Saved entries
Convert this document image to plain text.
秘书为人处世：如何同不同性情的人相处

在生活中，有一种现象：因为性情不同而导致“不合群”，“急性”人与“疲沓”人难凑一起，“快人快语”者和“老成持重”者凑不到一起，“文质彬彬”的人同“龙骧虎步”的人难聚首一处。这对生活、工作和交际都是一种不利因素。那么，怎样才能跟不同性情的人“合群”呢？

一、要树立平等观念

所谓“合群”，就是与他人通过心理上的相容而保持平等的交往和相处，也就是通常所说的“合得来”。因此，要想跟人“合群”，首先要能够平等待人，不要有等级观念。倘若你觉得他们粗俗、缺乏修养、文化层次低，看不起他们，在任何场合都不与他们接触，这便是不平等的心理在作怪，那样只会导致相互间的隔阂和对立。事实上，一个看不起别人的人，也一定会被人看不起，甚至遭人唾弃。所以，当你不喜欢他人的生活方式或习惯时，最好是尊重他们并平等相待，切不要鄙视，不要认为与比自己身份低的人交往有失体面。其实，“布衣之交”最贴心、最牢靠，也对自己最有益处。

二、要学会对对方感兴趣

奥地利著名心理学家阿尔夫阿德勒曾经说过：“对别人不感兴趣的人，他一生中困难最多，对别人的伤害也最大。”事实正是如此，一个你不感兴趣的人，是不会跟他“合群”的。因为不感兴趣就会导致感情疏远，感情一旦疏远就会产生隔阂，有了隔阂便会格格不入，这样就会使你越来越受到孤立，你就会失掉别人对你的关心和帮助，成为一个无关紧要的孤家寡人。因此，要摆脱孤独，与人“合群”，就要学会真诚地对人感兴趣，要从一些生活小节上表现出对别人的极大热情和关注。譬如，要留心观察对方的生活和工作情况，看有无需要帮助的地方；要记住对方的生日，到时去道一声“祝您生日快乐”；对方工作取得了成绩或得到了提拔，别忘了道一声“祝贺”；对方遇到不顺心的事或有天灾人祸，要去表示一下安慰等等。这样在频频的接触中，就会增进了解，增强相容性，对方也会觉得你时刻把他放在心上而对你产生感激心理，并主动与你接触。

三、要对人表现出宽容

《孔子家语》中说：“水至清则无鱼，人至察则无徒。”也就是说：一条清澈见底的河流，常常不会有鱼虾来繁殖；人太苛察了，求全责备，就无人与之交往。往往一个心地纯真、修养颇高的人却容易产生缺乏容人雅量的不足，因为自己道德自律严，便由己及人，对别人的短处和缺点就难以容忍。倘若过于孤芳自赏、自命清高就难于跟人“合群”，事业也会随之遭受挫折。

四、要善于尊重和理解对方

- _Prompt_: Give an exact copy of all the data shown above.

- _Solution to the problem_:
Convert this document image to plain text.
秘书为人处世：如何同不同性情的人相处

在生活中，有一种现象：因为性情不同而导致“不合群”，“急性”人与“疲沓”人难凑一起，“快人快语”者和“老成持重”者凑不到一起，“文质彬彬”的人同“龙骧虎步”的人难聚首一处。这对生活、工作和交际都是一种不利因素。那么，怎样才能跟不同性情的人“合群”呢？

一、要树立平等观念

所谓“合群”，就是与他人通过心理上的相容而保持平等的交往和相处，也就是通常所说的“合得来”。因此，要想跟人“合群”，首先要能够平等待人，不要有等级观念。倘若你觉得他们粗俗、缺乏修养、文化层次低，看不起他们，在任何场合都不与他们接触，这便是不平等的心理在作怪，那样只会导致相互间的隔阂和对立。事实上，一个看不起别人的人，也一定会被人看不起，甚至遭人唾弃。所以，当你不喜欢他人的生活方式或习惯时，最好是尊重他们并平等相待，切不要鄙视，不要认为与比自己身份低的人交往有失体面。其实，“布衣之交”最贴心、最牢靠，也对自己最有益处。

二、要学会对对方感兴趣

奥地利著名心理学家阿尔夫阿德勒曾经说过：“对别人不感兴趣的人，他一生中困难最多，对别人的伤害也最大。”事实正是如此，一个你不感兴趣的人，是不会跟他“合群”的。因为不感兴趣就会导致感情疏远，感情一旦疏远就会产生隔阂，有了隔阂便会格格不入，这样就会使你越来越受到孤立，你就会失掉别人对你的关心和帮助，成为一个无关紧要的孤家寡人。因此，要摆脱孤独，与人“合群”，就要学会真诚地对人感兴趣，要从一些生活小节上表现出对别人的极大热情和关注。譬如，要留心观察对方的生活和工作情况，看有无需要帮助的地方；要记住对方的生日，到时去道一声“祝您生日快乐”；对方工作取得了成绩或得到了提拔，别忘了道一声“祝贺”；对方遇到不顺心的事或有天灾人祸，要去表示一下安慰等等。这样在频频的接触中，就会增进了解，增强相容性，对方也会觉得你时刻把他放在心上而对你产生感激心理，并主动与你接触。

三、要对人表现出宽容

《孔子家语》中说：“水至清则无鱼，人至察则无徒。”也就是说：一条清澈见底的河流，常常不会有鱼虾来繁殖；人太苛察了，求全责备，就无人与之交往。往往一个心地纯真、修养颇高的人却容易产生缺乏容人雅量的不足，因为自己道德自律严，便由己及人，对别人的短处和缺点就难以容忍。倘若过于孤芳自赏、自命清高就难于跟人“合群”，事业也会随之遭受挫折。

四、要善于尊重和理解对方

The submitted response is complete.